Given exercise
Determine how many lines hold "concernant" and give only that number.

Input data
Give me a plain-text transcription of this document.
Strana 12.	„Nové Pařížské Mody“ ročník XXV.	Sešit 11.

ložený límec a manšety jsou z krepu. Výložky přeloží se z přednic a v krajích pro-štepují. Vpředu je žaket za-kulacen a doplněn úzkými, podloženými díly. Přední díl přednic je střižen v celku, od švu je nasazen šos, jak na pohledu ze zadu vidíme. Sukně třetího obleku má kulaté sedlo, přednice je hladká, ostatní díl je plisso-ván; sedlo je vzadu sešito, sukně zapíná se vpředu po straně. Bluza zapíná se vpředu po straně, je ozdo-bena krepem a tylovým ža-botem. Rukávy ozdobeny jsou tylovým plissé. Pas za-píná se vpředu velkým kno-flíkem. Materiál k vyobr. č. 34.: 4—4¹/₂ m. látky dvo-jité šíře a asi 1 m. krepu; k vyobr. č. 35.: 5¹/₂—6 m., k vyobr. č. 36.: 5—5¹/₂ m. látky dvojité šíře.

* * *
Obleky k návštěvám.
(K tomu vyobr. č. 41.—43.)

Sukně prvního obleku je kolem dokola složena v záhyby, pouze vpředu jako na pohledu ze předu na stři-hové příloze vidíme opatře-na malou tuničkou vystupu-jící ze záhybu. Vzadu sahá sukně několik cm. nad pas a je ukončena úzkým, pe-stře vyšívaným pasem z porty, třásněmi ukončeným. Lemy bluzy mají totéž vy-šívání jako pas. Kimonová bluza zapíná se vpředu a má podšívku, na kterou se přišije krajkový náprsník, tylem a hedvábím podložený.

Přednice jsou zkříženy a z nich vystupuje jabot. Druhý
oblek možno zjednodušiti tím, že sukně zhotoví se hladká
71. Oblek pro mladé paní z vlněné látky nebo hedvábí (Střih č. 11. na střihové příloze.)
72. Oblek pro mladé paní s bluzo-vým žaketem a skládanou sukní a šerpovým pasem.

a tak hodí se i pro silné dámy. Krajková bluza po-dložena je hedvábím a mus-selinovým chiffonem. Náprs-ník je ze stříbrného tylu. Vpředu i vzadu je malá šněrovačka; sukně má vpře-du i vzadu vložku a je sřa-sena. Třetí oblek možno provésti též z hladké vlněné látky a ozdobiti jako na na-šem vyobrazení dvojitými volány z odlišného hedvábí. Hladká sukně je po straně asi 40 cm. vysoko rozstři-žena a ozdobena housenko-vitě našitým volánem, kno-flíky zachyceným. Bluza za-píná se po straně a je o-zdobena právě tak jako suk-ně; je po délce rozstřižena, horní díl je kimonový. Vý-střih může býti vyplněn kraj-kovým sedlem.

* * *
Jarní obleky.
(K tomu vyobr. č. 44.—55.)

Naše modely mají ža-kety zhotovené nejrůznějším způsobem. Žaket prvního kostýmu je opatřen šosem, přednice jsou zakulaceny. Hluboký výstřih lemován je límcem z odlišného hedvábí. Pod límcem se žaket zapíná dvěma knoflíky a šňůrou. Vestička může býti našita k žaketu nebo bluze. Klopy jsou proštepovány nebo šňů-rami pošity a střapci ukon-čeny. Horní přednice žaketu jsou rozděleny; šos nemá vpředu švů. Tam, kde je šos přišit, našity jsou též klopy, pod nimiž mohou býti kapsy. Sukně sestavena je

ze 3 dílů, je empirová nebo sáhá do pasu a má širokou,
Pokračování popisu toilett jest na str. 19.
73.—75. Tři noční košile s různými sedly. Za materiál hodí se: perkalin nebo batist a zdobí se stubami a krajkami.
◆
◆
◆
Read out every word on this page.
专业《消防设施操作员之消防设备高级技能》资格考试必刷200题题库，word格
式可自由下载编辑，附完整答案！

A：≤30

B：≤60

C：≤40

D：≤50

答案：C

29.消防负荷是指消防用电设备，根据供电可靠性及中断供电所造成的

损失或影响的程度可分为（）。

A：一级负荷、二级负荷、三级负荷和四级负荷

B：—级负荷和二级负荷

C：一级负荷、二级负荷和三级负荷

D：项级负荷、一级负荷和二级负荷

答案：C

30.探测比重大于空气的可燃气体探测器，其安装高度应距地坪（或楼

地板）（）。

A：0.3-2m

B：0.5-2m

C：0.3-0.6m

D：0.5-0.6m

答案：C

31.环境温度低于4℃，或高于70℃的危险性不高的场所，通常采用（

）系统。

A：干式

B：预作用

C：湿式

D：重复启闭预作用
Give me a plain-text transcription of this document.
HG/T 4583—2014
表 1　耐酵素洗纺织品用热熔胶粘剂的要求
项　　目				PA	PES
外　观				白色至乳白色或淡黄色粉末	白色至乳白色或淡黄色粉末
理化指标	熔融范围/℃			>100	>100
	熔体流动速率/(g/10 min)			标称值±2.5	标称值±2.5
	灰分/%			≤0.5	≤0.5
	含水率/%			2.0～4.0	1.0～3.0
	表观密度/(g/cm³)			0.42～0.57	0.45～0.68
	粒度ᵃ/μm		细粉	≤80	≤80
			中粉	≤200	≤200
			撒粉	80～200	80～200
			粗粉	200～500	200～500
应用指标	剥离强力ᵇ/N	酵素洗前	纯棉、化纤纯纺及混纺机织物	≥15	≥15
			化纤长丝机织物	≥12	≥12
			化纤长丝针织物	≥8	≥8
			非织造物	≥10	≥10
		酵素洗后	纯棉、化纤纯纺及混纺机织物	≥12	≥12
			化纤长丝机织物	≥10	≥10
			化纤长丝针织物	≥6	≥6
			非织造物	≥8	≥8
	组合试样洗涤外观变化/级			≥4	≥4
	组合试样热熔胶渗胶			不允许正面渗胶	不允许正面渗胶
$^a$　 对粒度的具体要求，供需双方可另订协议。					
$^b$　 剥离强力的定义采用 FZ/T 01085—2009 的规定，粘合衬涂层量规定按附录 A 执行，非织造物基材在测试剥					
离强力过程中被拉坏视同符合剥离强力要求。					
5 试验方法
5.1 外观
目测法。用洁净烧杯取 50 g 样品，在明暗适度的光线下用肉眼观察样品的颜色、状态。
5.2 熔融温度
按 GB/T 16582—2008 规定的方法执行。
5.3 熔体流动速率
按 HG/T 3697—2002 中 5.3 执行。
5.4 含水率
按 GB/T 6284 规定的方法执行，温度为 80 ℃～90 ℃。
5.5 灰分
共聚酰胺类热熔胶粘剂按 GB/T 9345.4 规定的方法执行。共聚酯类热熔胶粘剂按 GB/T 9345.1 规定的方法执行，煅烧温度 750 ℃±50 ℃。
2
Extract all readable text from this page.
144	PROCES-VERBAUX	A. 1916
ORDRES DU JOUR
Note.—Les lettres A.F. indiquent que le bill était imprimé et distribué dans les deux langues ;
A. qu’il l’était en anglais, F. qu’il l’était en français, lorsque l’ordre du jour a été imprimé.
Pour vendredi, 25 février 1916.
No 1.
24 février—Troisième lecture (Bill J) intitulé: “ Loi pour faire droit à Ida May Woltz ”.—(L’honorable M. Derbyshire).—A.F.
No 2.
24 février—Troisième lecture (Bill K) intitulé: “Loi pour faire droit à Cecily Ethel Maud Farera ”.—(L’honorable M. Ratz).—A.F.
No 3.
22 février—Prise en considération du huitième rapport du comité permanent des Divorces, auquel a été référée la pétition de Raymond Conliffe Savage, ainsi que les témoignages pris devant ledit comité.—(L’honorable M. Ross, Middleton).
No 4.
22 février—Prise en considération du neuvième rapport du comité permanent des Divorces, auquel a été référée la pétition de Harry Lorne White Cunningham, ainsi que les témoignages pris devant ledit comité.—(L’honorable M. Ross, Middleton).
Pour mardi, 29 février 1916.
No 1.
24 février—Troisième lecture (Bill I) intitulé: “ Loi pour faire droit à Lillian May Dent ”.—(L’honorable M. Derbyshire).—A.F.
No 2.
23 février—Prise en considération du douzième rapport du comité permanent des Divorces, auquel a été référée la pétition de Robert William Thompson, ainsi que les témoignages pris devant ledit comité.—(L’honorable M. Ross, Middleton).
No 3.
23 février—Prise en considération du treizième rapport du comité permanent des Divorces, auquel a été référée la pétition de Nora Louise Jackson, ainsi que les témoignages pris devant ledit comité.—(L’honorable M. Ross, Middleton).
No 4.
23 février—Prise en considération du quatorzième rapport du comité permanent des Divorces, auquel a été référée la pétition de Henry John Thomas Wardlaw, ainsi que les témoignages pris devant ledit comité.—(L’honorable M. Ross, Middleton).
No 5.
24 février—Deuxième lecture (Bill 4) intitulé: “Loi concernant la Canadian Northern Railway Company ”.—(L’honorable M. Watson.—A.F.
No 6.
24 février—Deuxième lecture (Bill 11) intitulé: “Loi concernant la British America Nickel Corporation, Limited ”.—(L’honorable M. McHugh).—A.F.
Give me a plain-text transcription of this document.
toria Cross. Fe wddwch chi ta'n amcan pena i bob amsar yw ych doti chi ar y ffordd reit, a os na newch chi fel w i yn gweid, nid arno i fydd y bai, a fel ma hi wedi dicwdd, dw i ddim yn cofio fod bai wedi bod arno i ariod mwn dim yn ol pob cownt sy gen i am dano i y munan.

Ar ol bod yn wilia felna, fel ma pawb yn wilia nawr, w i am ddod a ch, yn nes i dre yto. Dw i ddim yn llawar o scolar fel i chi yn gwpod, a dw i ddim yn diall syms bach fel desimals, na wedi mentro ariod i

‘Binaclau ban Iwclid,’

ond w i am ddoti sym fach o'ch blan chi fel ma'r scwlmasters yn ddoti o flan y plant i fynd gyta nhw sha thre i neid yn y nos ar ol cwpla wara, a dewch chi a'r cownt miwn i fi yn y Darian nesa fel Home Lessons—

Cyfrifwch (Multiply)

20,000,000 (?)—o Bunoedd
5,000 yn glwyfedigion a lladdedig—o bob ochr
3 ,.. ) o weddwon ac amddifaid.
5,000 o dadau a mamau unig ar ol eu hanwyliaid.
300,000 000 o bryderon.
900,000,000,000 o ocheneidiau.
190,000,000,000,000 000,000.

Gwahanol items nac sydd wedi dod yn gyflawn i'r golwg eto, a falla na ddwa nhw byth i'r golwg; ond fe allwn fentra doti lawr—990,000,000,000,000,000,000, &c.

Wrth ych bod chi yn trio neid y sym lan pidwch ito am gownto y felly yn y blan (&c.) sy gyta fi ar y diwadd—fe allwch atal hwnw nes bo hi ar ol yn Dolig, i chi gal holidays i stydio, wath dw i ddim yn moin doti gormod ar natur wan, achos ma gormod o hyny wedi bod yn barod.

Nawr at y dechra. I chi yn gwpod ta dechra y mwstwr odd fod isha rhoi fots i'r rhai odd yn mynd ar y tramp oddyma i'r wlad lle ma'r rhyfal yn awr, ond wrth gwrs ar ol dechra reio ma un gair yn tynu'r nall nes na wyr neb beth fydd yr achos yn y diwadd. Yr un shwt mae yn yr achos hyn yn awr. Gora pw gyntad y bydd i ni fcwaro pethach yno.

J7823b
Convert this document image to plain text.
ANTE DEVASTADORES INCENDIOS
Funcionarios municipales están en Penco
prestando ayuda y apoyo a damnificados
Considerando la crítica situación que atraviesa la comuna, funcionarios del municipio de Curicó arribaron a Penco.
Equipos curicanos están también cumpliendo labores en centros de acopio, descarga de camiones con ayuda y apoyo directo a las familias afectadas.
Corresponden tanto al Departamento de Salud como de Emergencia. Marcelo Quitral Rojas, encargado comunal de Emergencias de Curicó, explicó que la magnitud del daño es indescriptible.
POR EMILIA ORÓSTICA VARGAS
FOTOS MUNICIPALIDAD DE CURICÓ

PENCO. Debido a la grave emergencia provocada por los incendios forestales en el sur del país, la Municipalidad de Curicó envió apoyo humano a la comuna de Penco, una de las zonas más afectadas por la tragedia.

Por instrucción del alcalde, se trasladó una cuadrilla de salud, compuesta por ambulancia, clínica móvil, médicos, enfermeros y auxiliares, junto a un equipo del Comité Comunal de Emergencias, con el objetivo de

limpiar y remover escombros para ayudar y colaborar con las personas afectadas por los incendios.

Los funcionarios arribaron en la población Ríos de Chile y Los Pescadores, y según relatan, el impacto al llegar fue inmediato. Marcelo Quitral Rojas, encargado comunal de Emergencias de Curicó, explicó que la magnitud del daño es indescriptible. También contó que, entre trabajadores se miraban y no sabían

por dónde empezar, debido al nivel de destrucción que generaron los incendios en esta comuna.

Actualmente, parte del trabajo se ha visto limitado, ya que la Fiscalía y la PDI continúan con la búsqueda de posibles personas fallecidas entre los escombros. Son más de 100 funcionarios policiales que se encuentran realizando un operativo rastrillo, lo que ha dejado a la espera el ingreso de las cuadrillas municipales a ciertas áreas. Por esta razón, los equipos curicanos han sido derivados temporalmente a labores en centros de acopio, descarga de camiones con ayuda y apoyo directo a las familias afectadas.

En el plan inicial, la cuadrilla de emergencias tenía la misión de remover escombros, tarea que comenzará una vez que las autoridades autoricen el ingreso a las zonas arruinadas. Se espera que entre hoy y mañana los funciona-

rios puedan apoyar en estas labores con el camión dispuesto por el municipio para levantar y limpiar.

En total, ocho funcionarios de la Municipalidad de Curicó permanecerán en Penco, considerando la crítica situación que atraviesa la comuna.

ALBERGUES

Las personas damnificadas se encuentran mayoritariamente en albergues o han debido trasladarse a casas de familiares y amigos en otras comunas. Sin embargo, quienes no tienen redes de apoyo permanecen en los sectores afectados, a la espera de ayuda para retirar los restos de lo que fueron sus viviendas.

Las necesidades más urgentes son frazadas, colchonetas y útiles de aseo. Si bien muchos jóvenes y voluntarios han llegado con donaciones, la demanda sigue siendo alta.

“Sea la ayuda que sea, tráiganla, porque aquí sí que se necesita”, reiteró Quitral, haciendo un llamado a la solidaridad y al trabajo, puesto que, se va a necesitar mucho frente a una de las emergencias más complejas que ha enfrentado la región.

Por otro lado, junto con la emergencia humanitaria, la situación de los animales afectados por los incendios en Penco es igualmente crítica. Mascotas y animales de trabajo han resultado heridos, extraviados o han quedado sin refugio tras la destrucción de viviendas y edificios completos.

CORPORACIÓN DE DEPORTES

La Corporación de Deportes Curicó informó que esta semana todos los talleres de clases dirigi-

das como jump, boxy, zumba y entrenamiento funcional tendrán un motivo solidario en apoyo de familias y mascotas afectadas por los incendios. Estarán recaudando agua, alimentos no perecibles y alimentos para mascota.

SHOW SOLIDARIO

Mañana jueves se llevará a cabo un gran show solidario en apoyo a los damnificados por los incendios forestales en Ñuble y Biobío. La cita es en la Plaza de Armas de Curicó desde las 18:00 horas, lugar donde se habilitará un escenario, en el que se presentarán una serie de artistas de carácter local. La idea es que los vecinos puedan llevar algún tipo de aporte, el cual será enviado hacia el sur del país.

Result of the task
2